* [Text block]
_ _ _ _ _ _ _

The openers, Rory Burns and Joe Denly, have done enough to lay claim to an extended stay. At the moment, Burns looks as close to establishing himself as any who have been tried in the past few years. Denly, too, has had his moments but remains vulnerable to a new coach coming in with a desire to start afresh. After all, how many batsmen improve after the age of 33, and with a first-class average in the mid-30s and a Test average in the mid-20s? Zak Crawley, of Kent, and Warwickshire’s Dominic Sibley will be watching him with interest this week.
Root himself must be running on empty, having had no break. How will the next year or two unwind for him? There seems no desire from Ashley Giles, the director of cricket, to find a new captain, but Root’s form and ability to inspire remain under scrutiny. Will he continue to seek challenges in franchised leagues, further adding to his workload? Will England deem him surplus to requirements for their T20 World Cup campaign, allowing him time to refresh and refocus? England’s best batsman has been overshadowed this summer and could do with a barnstorming finish.
Jason Roy made encouraging noises this week about wanting to crack it at Test level. Words and actions are two different things, though. How badly does he want to knuckle down and scrap for runs? Is he capable of so doing? Sadly, for him, we won’t find out more this week on his home ground, because Stokes’s shoulder injury leaves him as a specialist batsman, meaning a deserved return for Chris Woakes and a rest for Roy. As a result, the Surrey batsman’s place is vulnerable for the upcoming tour to New Zealand and it is unclear how much first-class cricket he will be able to play in the crowded schedule to improve.

_ _ _ _ _ _ _

* [Data under study]
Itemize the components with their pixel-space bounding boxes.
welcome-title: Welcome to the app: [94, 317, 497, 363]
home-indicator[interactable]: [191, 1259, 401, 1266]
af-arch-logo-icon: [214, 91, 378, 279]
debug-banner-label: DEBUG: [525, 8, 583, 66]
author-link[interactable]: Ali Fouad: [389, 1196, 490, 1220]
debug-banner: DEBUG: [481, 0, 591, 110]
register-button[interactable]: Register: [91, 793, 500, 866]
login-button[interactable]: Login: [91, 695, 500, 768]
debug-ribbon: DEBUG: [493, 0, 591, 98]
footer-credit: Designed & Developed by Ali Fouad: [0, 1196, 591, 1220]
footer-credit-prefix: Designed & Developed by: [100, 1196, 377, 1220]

_ _ _ _ _ _ _

* [Work to complete]
- 1) In the England cricket text, who is named as the director of cricket?
- 2) Please continue the England cricket text from where it stops.

* [Set of answers]
- 1) Ashley Giles.

- 2)
Also back is Sam Curran, in place of Craig Overton, which makes sense to me. Overton batted with great character in the second innings at Old Trafford but lacks quality as a Test bowler, being neither quick enough, accurate enough nor skilful enough. For Woakes, there are questions about his workload across formats, the effects of that on a longstanding knee issue, and how effective he is abroad.
Curran? After a highly encouraging start in Test cricket last year, he has slipped from view somewhat. From opening the bowling in the Bridgetown Test seven months ago, he has yet to appear this summer. Do England see him as a bowler who bats, or the other way around? Curran is not the only player who fancies a place in the batting order between Nos 6 and 8.
Then those two wicketkeepers, Jonny Bairstow and Jos Buttler, who remain something of an enigma. Bairstow, so powerful as an opener in one-day cricket, is a reluctant specialist batsman in Tests. In the past two years he has averaged below 30 in five-day cricket, which is not good enough for a wicketkeeper-batsman, never mind a specialist top-order player. He will be at No 5 this Test, with more scrutiny on a technique that has led to him being bowled more frequently that a batsman should be.
And Buttler? No 5 at the start of the series, No 7 at Old Trafford and now at No 6, slithering up ladders and down snakes. Ten years and a hundred first-class matches into his career he has one Test hundred and five first-class centuries. Ollie Pope and Ben Foakes, the Surrey pair, are others who will have half an eye on the Oval this week.
If this gives a sense of a Test team in crisis, that would be an exaggeration. An Ashes defeat always brings questions bubbling to the surface, though, for the captain and players uncertain of their place, of whom there are too many in this team. That is the biggest motivator of all, as the international summer winds down: a drawn series will dampen speculation and allow an easier transition to the winter tours; a heavy defeat will only add to the uncertainty.